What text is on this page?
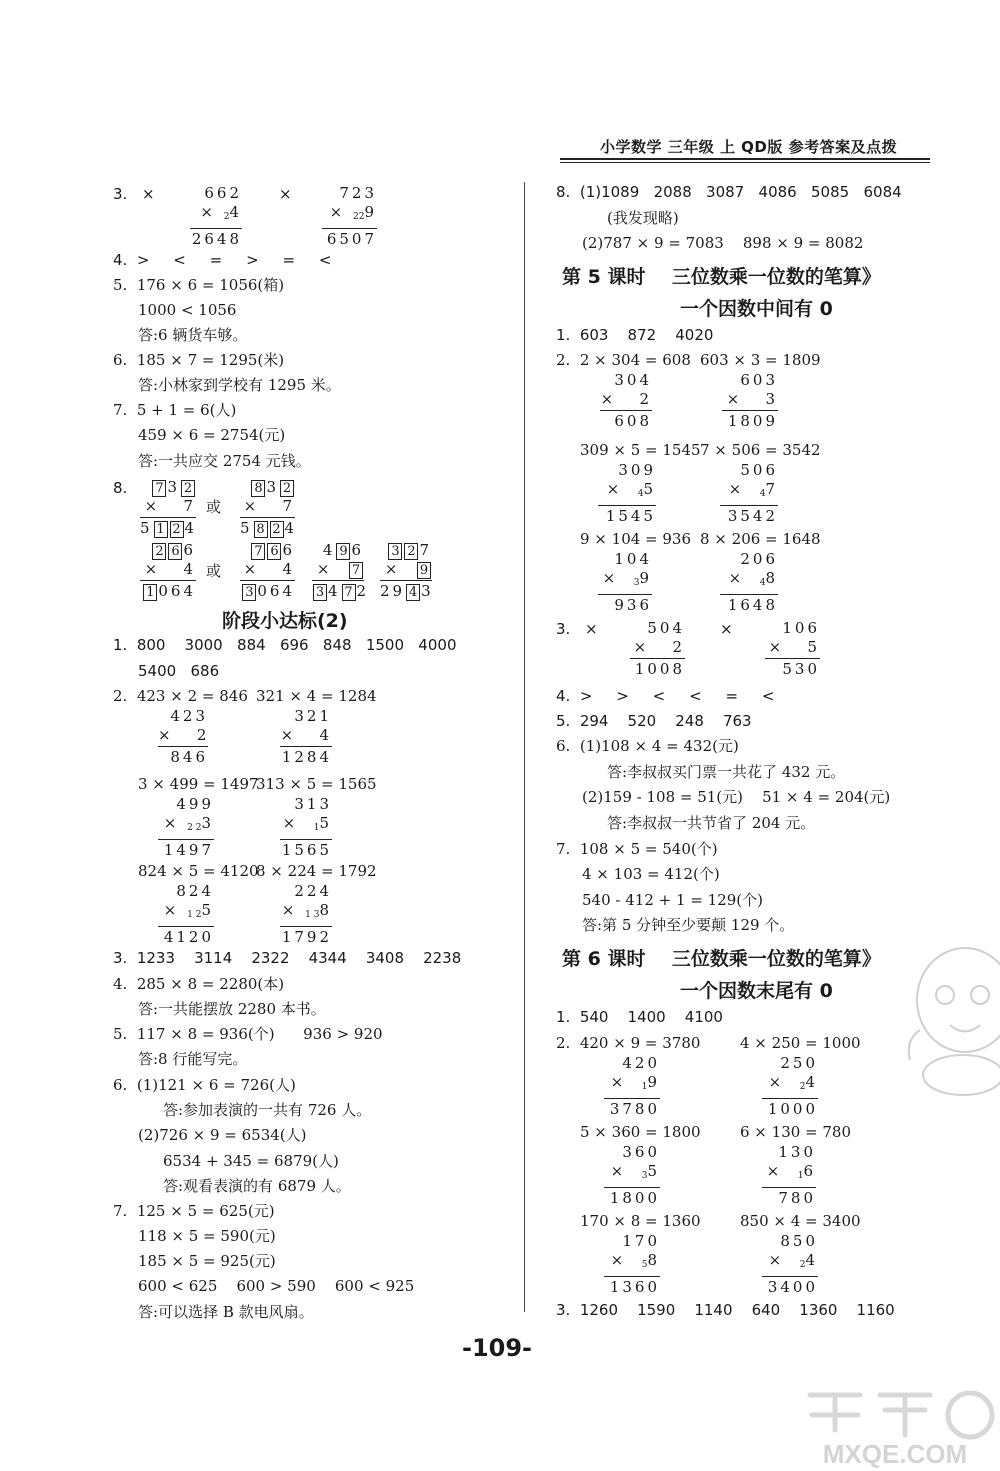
小学数学 三年级 上 QD版 参考答案及点拨
3. ×	×
662
× 24
2648
723
× 229
6507
4.  >     <     =     >     =     <
5.  176 × 6 = 1056(箱)
1000 < 1056
答:6 辆货车够。
6.  185 × 7 = 1295(米)
答:小林家到学校有 1295 米。
7.  5 + 1 = 6(人)
459 × 6 = 2754(元)
答:一共应交 2754 元钱。
8.	7 3 2
×   7
5 1 2 4
或
8 3 2
×   7
5 8 2 4
2 6 6
×   4
1 064
或
7 6 6
×   4
3 064
4 9 6
×  7
3 4 7 2
3 2 7
×  9
29 4 3
阶段小达标(2)
1.  800    3000   884   696   848   1500   4000
5400   686
2.  423 × 2 = 846 321 × 4 = 1284
423
×   2
846
321
×   4
1284
3 × 499 = 1497
313 × 5 = 1565
499
× 2 23
1497
313
×  15
1565
824 × 5 = 4120
8 × 224 = 1792
824
× 1 25
4120
224
× 1 38
1792
3.  1233    3114    2322    4344    3408    2238
4.  285 × 8 = 2280(本)
答:一共能摆放 2280 本书。
5.  117 × 8 = 936(个)      936 > 920
答:8 行能写完。
6.  (1)121 × 6 = 726(人)
答:参加表演的一共有 726 人。
(2)726 × 9 = 6534(人)
6534 + 345 = 6879(人)
答:观看表演的有 6879 人。
7.  125 × 5 = 625(元)
118 × 5 = 590(元)
185 × 5 = 925(元)
600 < 625    600 > 590    600 < 925
答:可以选择 B 款电风扇。
8.  (1)1089   2088   3087   4086   5085   6084
(我发现略)
(2)787 × 9 = 7083    898 × 9 = 8082
第 5 课时    三位数乘一位数的笔算》
一个因数中间有 0
1.  603    872    4020
2.  2 × 304 = 608 603 × 3 = 1809
304
×   2
608
603
×   3
1809
309 × 5 = 1545 7 × 506 = 3542
309
×  45
1545
506
×  47
3542
9 × 104 = 936 8 × 206 = 1648
104
×  39
936
206
×  48
1648
3. ×	×
504
×   2
1008
106
×   5
530
4.  >     >     <     <     =     <
5.  294    520    248    763
6.  (1)108 × 4 = 432(元)
答:李叔叔买门票一共花了 432 元。
(2)159 - 108 = 51(元)    51 × 4 = 204(元)
答:李叔叔一共节省了 204 元。
7.  108 × 5 = 540(个)
4 × 103 = 412(个)
540 - 412 + 1 = 129(个)
答:第 5 分钟至少要颠 129 个。
第 6 课时    三位数乘一位数的笔算》
一个因数末尾有 0
1.  540    1400    4100
2.  420 × 9 = 3780	4 × 250 = 1000
420
×  19
3780
250
×  24
1000
5 × 360 = 1800	6 × 130 = 780
360
×  35
1800
130
×  16
780
170 × 8 = 1360	850 × 4 = 3400
170
×  58
1360
850
×  24
3400
3.  1260    1590    1140    640    1360    1160
-109-
MXQE.COM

========================

### Request
Transcribe every record above exactly as written, leaving out any pictures.

### Exercise answer
What text is on this page?
小学数学 三年级 上 QD版 参考答案及点拨
3. ×	×
662
× 24
2648
723
× 229
6507
4.  >     <     =     >     =     <
5.  176 × 6 = 1056(箱)
1000 < 1056
答:6 辆货车够。
6.  185 × 7 = 1295(米)
答:小林家到学校有 1295 米。
7.  5 + 1 = 6(人)
459 × 6 = 2754(元)
答:一共应交 2754 元钱。
8.	7 3 2
×   7
5 1 2 4
或
8 3 2
×   7
5 8 2 4
2 6 6
×   4
1 064
或
7 6 6
×   4
3 064
4 9 6
×  7
3 4 7 2
3 2 7
×  9
29 4 3
阶段小达标(2)
1.  800    3000   884   696   848   1500   4000
5400   686
2.  423 × 2 = 846 321 × 4 = 1284
423
×   2
846
321
×   4
1284
3 × 499 = 1497
313 × 5 = 1565
499
× 2 23
1497
313
×  15
1565
824 × 5 = 4120
8 × 224 = 1792
824
× 1 25
4120
224
× 1 38
1792
3.  1233    3114    2322    4344    3408    2238
4.  285 × 8 = 2280(本)
答:一共能摆放 2280 本书。
5.  117 × 8 = 936(个)      936 > 920
答:8 行能写完。
6.  (1)121 × 6 = 726(人)
答:参加表演的一共有 726 人。
(2)726 × 9 = 6534(人)
6534 + 345 = 6879(人)
答:观看表演的有 6879 人。
7.  125 × 5 = 625(元)
118 × 5 = 590(元)
185 × 5 = 925(元)
600 < 625    600 > 590    600 < 925
答:可以选择 B 款电风扇。
8.  (1)1089   2088   3087   4086   5085   6084
(我发现略)
(2)787 × 9 = 7083    898 × 9 = 8082
第 5 课时    三位数乘一位数的笔算》
一个因数中间有 0
1.  603    872    4020
2.  2 × 304 = 608 603 × 3 = 1809
304
×   2
608
603
×   3
1809
309 × 5 = 1545 7 × 506 = 3542
309
×  45
1545
506
×  47
3542
9 × 104 = 936 8 × 206 = 1648
104
×  39
936
206
×  48
1648
3. ×	×
504
×   2
1008
106
×   5
530
4.  >     >     <     <     =     <
5.  294    520    248    763
6.  (1)108 × 4 = 432(元)
答:李叔叔买门票一共花了 432 元。
(2)159 - 108 = 51(元)    51 × 4 = 204(元)
答:李叔叔一共节省了 204 元。
7.  108 × 5 = 540(个)
4 × 103 = 412(个)
540 - 412 + 1 = 129(个)
答:第 5 分钟至少要颠 129 个。
第 6 课时    三位数乘一位数的笔算》
一个因数末尾有 0
1.  540    1400    4100
2.  420 × 9 = 3780	4 × 250 = 1000
420
×  19
3780
250
×  24
1000
5 × 360 = 1800	6 × 130 = 780
360
×  35
1800
130
×  16
780
170 × 8 = 1360	850 × 4 = 3400
170
×  58
1360
850
×  24
3400
3.  1260    1590    1140    640    1360    1160
-109-
MXQE.COM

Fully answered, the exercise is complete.